:: MATERIAL SUPPLIED

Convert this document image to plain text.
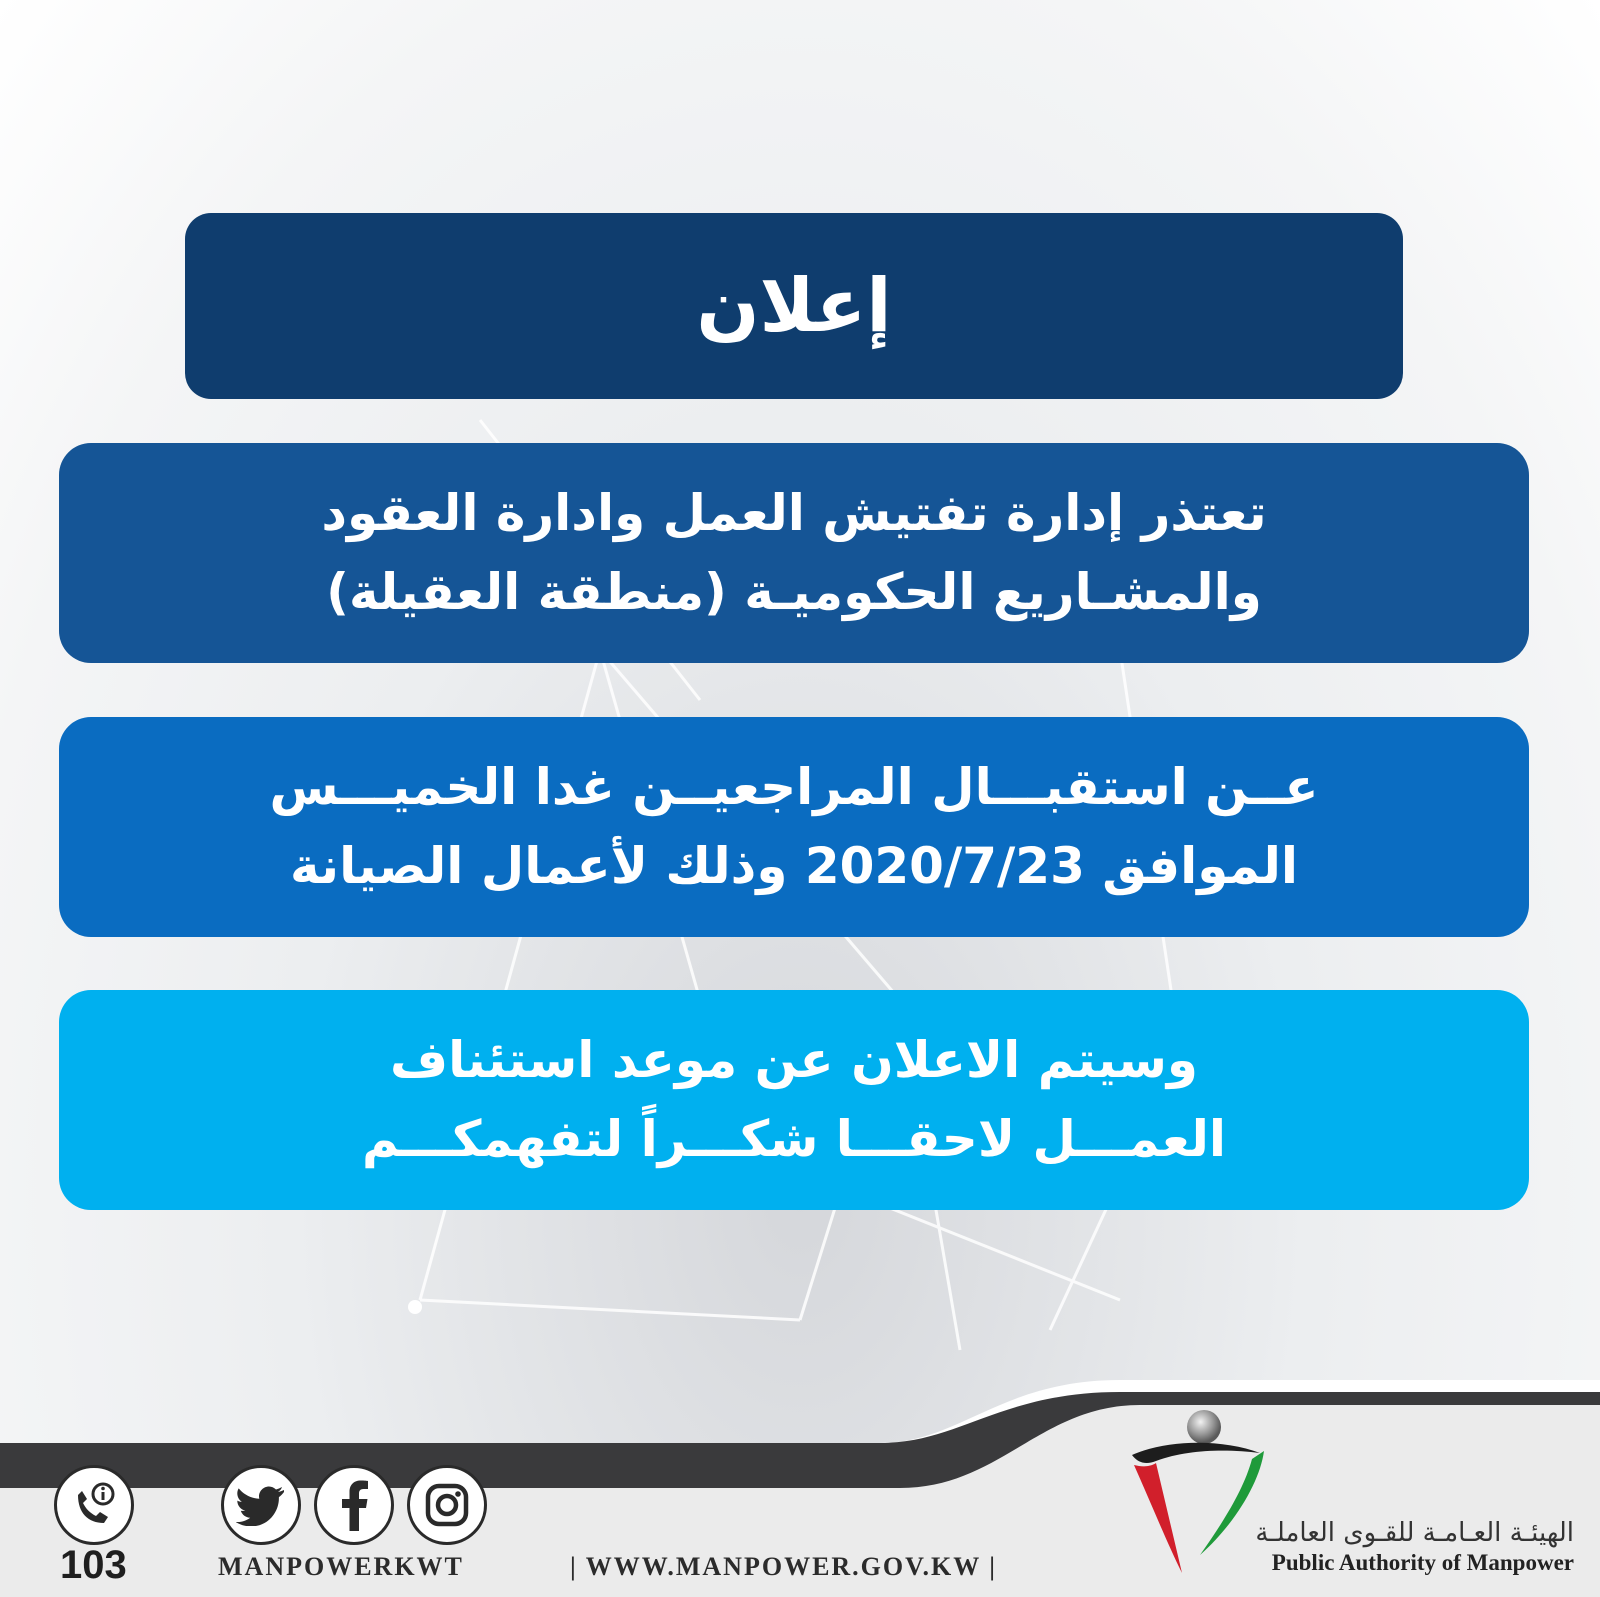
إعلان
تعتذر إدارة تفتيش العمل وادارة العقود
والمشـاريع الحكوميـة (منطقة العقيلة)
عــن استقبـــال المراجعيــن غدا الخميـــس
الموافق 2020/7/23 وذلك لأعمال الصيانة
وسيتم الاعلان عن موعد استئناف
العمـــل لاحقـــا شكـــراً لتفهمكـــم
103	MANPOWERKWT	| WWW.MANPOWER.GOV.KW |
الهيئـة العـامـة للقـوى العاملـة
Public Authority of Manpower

::::

> WORK TO DO
Exclude the images, then output the data above word for word.

> FULL RESPONSE
Convert this document image to plain text.
إعلان
تعتذر إدارة تفتيش العمل وادارة العقود
والمشـاريع الحكوميـة (منطقة العقيلة)
عــن استقبـــال المراجعيــن غدا الخميـــس
الموافق 2020/7/23 وذلك لأعمال الصيانة
وسيتم الاعلان عن موعد استئناف
العمـــل لاحقـــا شكـــراً لتفهمكـــم
103	MANPOWERKWT	| WWW.MANPOWER.GOV.KW |
الهيئـة العـامـة للقـوى العاملـة
Public Authority of Manpower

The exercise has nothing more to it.